* **TASK OBJECTIVE**:
Reproduce every line in the listing that contains the word "образования".

* **RECORDS TO PROCESS**:
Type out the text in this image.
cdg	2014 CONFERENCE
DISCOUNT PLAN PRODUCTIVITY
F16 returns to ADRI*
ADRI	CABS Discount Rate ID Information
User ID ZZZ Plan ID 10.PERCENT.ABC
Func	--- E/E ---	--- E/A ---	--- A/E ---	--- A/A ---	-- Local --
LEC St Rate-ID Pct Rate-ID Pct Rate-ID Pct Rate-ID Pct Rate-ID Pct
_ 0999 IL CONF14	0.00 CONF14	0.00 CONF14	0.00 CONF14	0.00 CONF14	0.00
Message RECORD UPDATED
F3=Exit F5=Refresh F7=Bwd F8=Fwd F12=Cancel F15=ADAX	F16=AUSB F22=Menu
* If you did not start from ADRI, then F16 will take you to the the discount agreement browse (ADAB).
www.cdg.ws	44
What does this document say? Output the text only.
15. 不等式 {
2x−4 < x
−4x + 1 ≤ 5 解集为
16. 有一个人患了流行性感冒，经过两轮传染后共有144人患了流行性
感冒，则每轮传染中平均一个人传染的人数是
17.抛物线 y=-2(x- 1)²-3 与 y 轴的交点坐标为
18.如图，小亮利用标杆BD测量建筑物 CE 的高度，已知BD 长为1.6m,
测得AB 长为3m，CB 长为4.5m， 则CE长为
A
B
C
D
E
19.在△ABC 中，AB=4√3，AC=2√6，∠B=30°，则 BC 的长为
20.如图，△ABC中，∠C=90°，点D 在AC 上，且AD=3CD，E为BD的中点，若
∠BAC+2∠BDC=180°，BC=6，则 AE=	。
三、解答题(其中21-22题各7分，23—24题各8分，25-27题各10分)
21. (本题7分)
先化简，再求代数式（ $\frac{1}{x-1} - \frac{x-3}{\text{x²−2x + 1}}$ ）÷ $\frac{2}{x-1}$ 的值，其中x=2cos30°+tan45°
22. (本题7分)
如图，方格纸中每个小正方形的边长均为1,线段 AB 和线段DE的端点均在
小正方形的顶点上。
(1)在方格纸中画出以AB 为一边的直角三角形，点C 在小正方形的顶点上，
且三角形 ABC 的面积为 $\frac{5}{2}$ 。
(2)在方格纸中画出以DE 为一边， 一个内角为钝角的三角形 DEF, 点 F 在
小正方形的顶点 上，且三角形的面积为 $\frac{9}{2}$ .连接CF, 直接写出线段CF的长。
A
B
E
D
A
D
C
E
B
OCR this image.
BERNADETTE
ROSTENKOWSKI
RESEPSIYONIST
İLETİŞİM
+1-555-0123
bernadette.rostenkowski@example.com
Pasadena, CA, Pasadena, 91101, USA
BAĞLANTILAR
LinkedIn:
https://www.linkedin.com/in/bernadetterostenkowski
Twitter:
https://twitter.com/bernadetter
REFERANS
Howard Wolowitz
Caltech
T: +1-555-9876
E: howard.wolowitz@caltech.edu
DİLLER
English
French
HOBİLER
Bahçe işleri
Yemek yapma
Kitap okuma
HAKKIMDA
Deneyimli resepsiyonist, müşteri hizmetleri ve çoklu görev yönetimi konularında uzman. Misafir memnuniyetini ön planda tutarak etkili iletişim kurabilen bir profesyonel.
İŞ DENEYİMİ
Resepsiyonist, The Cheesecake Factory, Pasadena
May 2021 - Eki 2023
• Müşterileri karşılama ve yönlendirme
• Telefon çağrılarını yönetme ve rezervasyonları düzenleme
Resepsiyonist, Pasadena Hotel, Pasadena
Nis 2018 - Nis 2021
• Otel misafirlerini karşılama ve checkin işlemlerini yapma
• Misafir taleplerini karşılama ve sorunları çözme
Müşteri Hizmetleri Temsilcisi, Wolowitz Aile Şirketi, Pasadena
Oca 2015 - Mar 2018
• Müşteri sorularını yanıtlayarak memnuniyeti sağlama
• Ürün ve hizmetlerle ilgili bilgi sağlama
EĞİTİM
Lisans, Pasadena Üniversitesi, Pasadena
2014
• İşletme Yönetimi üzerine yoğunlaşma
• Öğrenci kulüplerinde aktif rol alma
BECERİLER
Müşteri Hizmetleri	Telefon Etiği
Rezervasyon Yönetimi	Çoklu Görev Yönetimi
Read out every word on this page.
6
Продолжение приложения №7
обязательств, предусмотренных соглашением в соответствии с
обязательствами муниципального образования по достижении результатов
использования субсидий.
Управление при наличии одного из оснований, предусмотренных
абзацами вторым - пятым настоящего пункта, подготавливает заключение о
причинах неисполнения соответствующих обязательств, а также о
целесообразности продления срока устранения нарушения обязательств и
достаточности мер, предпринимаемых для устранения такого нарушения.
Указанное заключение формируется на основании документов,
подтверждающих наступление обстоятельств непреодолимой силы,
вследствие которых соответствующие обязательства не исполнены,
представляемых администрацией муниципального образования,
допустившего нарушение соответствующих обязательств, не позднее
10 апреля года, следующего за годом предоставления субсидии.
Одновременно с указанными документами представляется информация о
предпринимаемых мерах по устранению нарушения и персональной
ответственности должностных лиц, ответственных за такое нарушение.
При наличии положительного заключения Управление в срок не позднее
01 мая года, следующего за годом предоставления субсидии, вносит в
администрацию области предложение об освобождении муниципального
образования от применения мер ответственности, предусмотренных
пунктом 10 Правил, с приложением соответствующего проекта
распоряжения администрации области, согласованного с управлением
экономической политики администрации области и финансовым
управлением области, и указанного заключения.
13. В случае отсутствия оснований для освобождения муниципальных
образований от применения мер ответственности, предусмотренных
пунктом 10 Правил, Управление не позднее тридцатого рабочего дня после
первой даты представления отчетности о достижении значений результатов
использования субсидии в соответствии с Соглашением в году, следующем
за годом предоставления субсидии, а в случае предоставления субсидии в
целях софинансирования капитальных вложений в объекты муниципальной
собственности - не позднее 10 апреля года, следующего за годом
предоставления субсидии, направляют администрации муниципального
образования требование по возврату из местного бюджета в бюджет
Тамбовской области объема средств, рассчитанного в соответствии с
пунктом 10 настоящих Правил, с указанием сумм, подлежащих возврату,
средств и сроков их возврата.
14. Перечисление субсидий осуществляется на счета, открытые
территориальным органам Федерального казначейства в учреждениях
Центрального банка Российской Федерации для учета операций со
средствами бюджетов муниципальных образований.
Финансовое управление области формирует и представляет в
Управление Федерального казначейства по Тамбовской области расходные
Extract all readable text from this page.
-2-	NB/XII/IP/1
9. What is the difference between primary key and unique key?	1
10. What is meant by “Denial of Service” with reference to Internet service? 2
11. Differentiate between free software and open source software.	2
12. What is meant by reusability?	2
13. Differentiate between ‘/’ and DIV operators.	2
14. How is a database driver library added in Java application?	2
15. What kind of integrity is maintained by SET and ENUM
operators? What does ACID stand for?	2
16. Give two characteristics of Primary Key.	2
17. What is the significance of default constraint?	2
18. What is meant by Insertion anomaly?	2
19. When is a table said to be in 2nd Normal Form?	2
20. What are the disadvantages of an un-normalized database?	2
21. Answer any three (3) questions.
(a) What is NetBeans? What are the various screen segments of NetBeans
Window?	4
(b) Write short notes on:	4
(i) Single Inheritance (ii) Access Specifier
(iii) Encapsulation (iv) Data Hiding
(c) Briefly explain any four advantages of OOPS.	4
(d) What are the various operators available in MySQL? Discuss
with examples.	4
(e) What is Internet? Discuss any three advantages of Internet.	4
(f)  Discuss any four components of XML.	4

* **OUTPUT OF THE TASK**:
обязательствами муниципального образования по достижении результатов
представляемых администрацией муниципального образования,
образования от применения мер ответственности, предусмотренных
образования требование по возврату из местного бюджета в бюджет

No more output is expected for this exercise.